Collected data entries
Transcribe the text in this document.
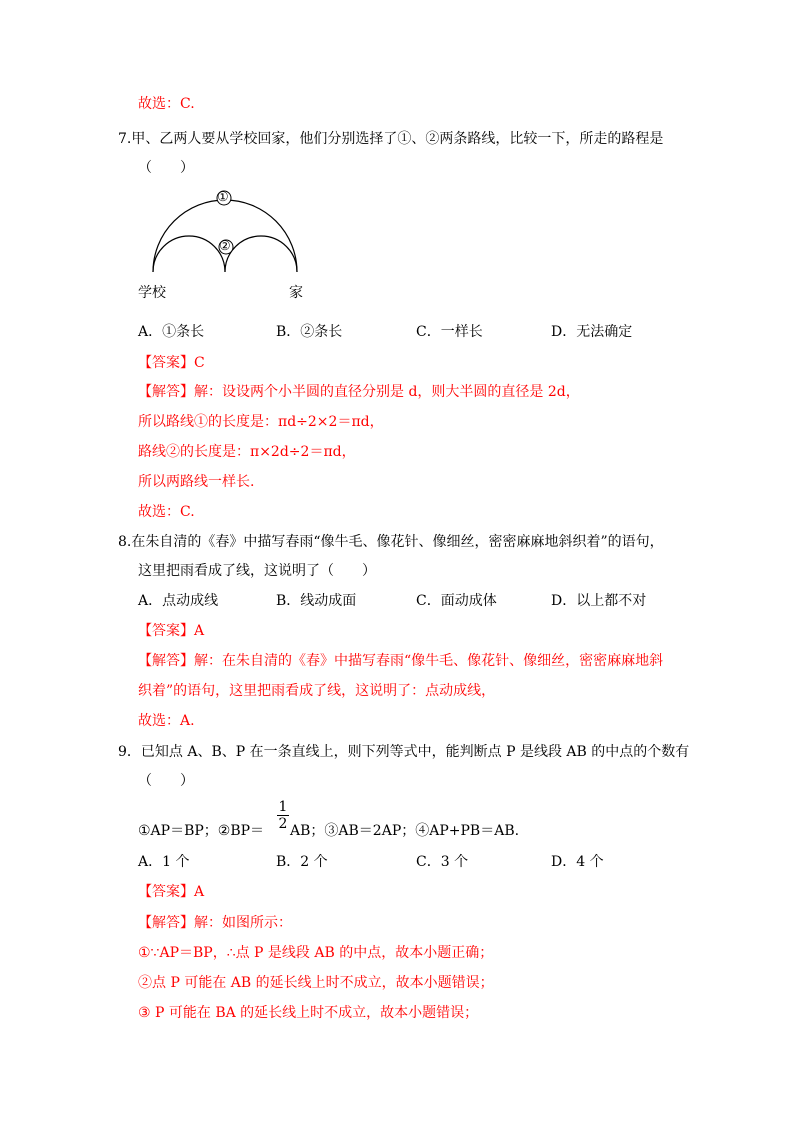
故选：C.
7.甲、乙两人要从学校回家，他们分别选择了①、②两条路线，比较一下，所走的路程是
（　　）
①
②
学校	家
A．①条长	B．②条长	C．一样长	D．无法确定
【答案】C
【解答】解：设设两个小半圆的直径分别是 d，则大半圆的直径是 2d，
所以路线①的长度是：πd÷2×2＝πd，
路线②的长度是：π×2d÷2＝πd，
所以两路线一样长.
故选：C.
8.在朱自清的《春》中描写春雨“像牛毛、像花针、像细丝，密密麻麻地斜织着”的语句，
这里把雨看成了线，这说明了（　　）
A．点动成线	B．线动成面	C．面动成体	D．以上都不对
【答案】A
【解答】解：在朱自清的《春》中描写春雨“像牛毛、像花针、像细丝，密密麻麻地斜
织着”的语句，这里把雨看成了线，这说明了：点动成线，
故选：A.
9．已知点 A、B、P 在一条直线上，则下列等式中，能判断点 P 是线段 AB 的中点的个数有
（　　）
①AP＝BP；②BP＝
1
2 AB；③AB＝2AP；④AP+PB＝AB.
A．1 个	B．2 个	C．3 个	D．4 个
【答案】A
【解答】解：如图所示：
①∵AP＝BP，∴点 P 是线段 AB 的中点，故本小题正确；
②点 P 可能在 AB 的延长线上时不成立，故本小题错误；
③ P 可能在 BA 的延长线上时不成立，故本小题错误；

▶ CHALLENGE
Scan the material and collect every line that contains "这里把雨看成了线".

▶ TASK RESULT
这里把雨看成了线，这说明了（　　）
织着”的语句，这里把雨看成了线，这说明了：点动成线，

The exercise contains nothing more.